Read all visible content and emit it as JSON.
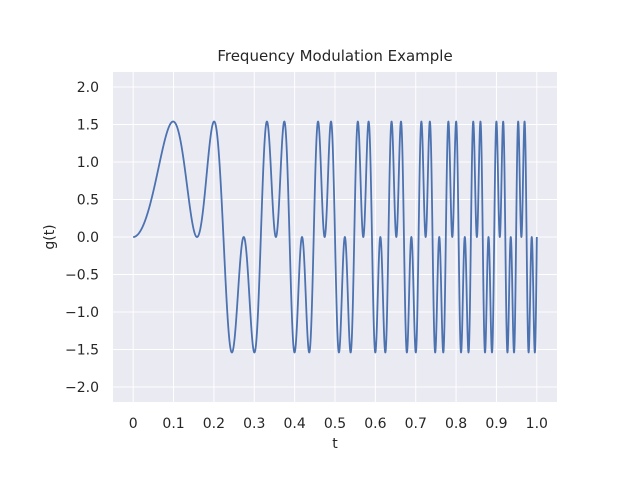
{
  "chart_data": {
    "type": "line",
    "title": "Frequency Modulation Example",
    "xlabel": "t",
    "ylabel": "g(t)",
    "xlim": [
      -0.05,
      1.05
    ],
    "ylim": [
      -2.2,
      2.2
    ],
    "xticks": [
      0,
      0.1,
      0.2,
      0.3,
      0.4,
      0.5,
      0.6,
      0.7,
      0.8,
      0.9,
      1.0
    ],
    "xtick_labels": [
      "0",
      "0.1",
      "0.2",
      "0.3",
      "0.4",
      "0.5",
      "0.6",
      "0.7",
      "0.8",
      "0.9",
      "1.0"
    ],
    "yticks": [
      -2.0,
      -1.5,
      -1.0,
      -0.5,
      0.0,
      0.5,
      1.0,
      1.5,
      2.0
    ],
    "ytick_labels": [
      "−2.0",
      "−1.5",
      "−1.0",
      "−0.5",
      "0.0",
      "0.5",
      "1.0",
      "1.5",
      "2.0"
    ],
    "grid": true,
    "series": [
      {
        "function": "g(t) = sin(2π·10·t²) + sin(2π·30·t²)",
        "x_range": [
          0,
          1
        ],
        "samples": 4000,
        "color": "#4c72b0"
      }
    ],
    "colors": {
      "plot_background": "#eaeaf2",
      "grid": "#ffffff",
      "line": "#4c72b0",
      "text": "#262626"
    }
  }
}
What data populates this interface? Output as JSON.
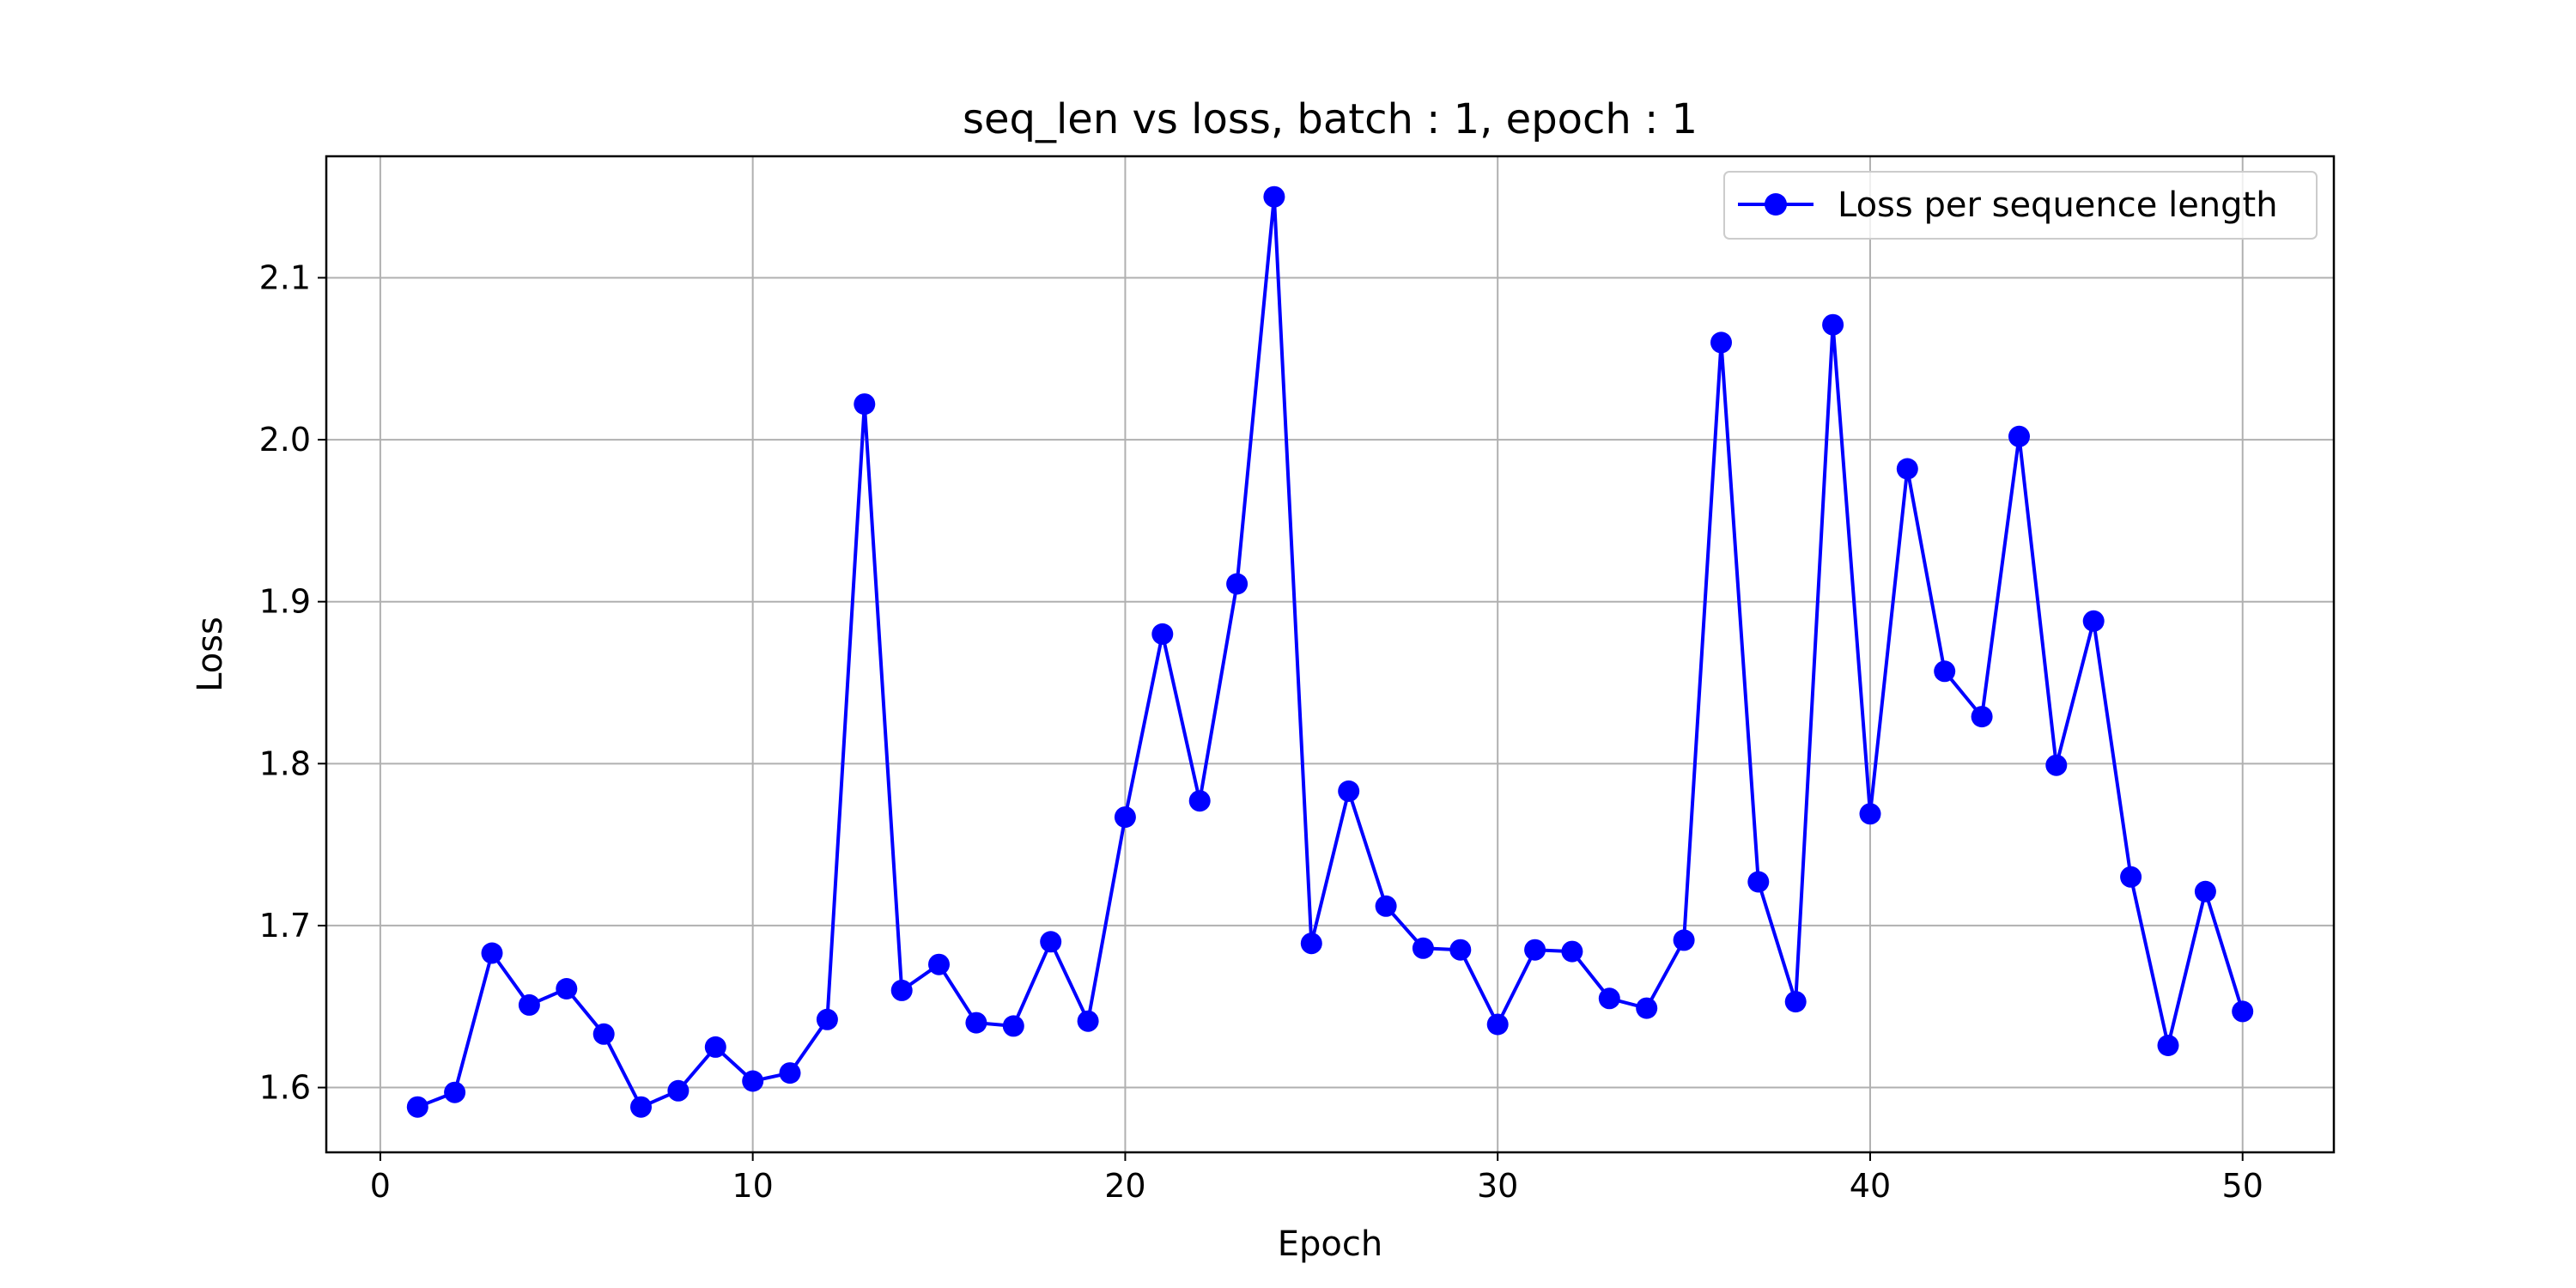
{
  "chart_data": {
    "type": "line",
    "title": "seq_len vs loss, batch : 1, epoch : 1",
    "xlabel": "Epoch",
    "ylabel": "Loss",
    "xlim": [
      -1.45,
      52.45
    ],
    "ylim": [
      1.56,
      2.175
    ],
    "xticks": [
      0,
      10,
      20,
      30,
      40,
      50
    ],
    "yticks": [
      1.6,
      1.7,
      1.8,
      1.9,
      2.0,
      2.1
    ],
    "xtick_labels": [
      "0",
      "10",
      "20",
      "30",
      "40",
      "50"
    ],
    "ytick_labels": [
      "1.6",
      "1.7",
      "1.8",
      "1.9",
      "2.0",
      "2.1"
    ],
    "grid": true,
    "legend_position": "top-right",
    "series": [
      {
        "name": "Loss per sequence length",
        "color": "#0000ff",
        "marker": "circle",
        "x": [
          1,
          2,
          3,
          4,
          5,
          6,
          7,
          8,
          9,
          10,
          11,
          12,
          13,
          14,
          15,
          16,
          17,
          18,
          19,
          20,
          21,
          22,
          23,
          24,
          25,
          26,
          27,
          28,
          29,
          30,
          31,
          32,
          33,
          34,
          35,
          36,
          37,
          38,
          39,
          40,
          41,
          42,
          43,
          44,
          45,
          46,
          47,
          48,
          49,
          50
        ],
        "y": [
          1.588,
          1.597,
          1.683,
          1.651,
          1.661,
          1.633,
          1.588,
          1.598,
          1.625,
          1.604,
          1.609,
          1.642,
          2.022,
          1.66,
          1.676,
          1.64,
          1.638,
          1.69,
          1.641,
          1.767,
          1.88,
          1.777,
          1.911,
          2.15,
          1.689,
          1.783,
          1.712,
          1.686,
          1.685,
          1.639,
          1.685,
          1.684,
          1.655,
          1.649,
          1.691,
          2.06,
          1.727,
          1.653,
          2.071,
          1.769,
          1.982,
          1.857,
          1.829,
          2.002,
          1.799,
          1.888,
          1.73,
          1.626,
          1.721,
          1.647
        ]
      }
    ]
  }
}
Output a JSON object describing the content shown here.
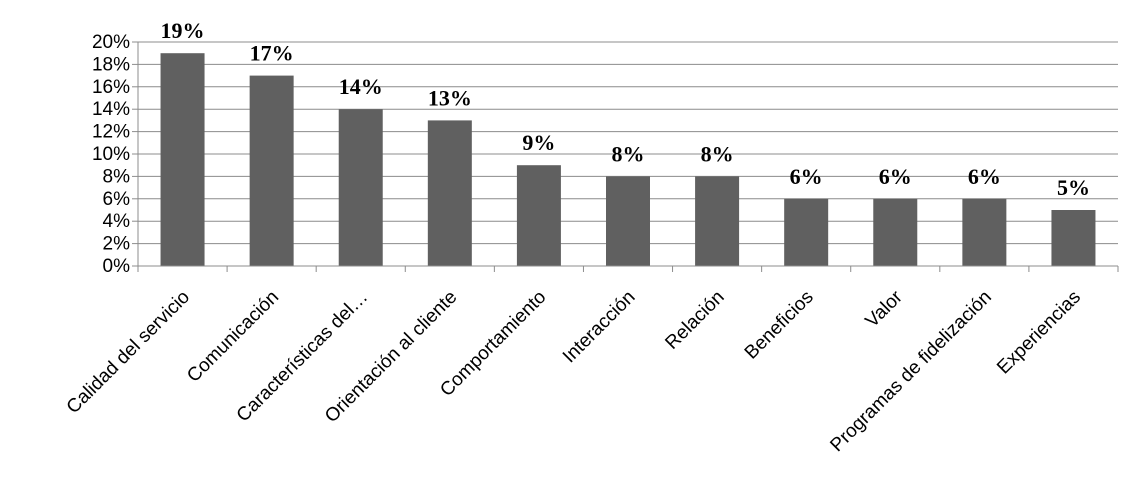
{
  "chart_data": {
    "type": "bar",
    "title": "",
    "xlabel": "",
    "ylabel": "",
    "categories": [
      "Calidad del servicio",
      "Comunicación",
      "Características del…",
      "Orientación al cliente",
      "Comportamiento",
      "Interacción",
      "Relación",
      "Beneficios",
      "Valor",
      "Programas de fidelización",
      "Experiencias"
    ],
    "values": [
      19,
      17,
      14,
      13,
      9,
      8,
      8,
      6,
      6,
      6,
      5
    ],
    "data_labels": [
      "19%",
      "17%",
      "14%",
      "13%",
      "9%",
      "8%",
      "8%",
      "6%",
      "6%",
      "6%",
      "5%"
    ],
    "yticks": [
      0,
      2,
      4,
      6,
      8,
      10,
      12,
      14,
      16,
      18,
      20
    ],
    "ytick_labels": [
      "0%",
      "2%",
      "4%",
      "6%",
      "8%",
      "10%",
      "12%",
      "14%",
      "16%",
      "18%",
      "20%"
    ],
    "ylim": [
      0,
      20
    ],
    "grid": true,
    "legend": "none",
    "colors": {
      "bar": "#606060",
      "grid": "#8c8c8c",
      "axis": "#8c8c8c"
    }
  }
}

——————

Task brief:
Go through the entries above and print each one exactly, minus the pictures.

Answer for this exercise:
Read all visible content and emit it as JSON.
{
  "chart_data": {
    "type": "line",
    "title": "Frequency Modulation Example",
    "xlabel": "t",
    "ylabel": "g(t)",
    "xlim": [
      -0.05,
      1.05
    ],
    "ylim": [
      -2.2,
      2.2
    ],
    "xticks": [
      0,
      0.1,
      0.2,
      0.3,
      0.4,
      0.5,
      0.6,
      0.7,
      0.8,
      0.9,
      1.0
    ],
    "xtick_labels": [
      "0",
      "0.1",
      "0.2",
      "0.3",
      "0.4",
      "0.5",
      "0.6",
      "0.7",
      "0.8",
      "0.9",
      "1.0"
    ],
    "yticks": [
      -2.0,
      -1.5,
      -1.0,
      -0.5,
      0.0,
      0.5,
      1.0,
      1.5,
      2.0
    ],
    "ytick_labels": [
      "−2.0",
      "−1.5",
      "−1.0",
      "−0.5",
      "0.0",
      "0.5",
      "1.0",
      "1.5",
      "2.0"
    ],
    "grid": true,
    "series": [
      {
        "function": "g(t) = sin(2π·10·t²) + sin(2π·30·t²)",
        "x_range": [
          0,
          1
        ],
        "samples": 4000,
        "color": "#4c72b0"
      }
    ],
    "colors": {
      "plot_background": "#eaeaf2",
      "grid": "#ffffff",
      "line": "#4c72b0",
      "text": "#262626"
    }
  }
}
What data populates this interface? Output as JSON.
{
  "chart_data": {
    "type": "line",
    "title": "seq_len vs loss, batch : 1, epoch : 1",
    "xlabel": "Epoch",
    "ylabel": "Loss",
    "xlim": [
      -1.45,
      52.45
    ],
    "ylim": [
      1.56,
      2.175
    ],
    "xticks": [
      0,
      10,
      20,
      30,
      40,
      50
    ],
    "yticks": [
      1.6,
      1.7,
      1.8,
      1.9,
      2.0,
      2.1
    ],
    "xtick_labels": [
      "0",
      "10",
      "20",
      "30",
      "40",
      "50"
    ],
    "ytick_labels": [
      "1.6",
      "1.7",
      "1.8",
      "1.9",
      "2.0",
      "2.1"
    ],
    "grid": true,
    "legend_position": "top-right",
    "series": [
      {
        "name": "Loss per sequence length",
        "color": "#0000ff",
        "marker": "circle",
        "x": [
          1,
          2,
          3,
          4,
          5,
          6,
          7,
          8,
          9,
          10,
          11,
          12,
          13,
          14,
          15,
          16,
          17,
          18,
          19,
          20,
          21,
          22,
          23,
          24,
          25,
          26,
          27,
          28,
          29,
          30,
          31,
          32,
          33,
          34,
          35,
          36,
          37,
          38,
          39,
          40,
          41,
          42,
          43,
          44,
          45,
          46,
          47,
          48,
          49,
          50
        ],
        "y": [
          1.588,
          1.597,
          1.683,
          1.651,
          1.661,
          1.633,
          1.588,
          1.598,
          1.625,
          1.604,
          1.609,
          1.642,
          2.022,
          1.66,
          1.676,
          1.64,
          1.638,
          1.69,
          1.641,
          1.767,
          1.88,
          1.777,
          1.911,
          2.15,
          1.689,
          1.783,
          1.712,
          1.686,
          1.685,
          1.639,
          1.685,
          1.684,
          1.655,
          1.649,
          1.691,
          2.06,
          1.727,
          1.653,
          2.071,
          1.769,
          1.982,
          1.857,
          1.829,
          2.002,
          1.799,
          1.888,
          1.73,
          1.626,
          1.721,
          1.647
        ]
      }
    ]
  }
}
Output a JSON object describing the content shown here.
{
  "chart_data": {
    "type": "bar",
    "title": "",
    "xlabel": "",
    "ylabel": "",
    "categories": [
      "Calidad del servicio",
      "Comunicación",
      "Características del…",
      "Orientación al cliente",
      "Comportamiento",
      "Interacción",
      "Relación",
      "Beneficios",
      "Valor",
      "Programas de fidelización",
      "Experiencias"
    ],
    "values": [
      19,
      17,
      14,
      13,
      9,
      8,
      8,
      6,
      6,
      6,
      5
    ],
    "data_labels": [
      "19%",
      "17%",
      "14%",
      "13%",
      "9%",
      "8%",
      "8%",
      "6%",
      "6%",
      "6%",
      "5%"
    ],
    "yticks": [
      0,
      2,
      4,
      6,
      8,
      10,
      12,
      14,
      16,
      18,
      20
    ],
    "ytick_labels": [
      "0%",
      "2%",
      "4%",
      "6%",
      "8%",
      "10%",
      "12%",
      "14%",
      "16%",
      "18%",
      "20%"
    ],
    "ylim": [
      0,
      20
    ],
    "grid": true,
    "legend": "none",
    "colors": {
      "bar": "#606060",
      "grid": "#8c8c8c",
      "axis": "#8c8c8c"
    }
  }
}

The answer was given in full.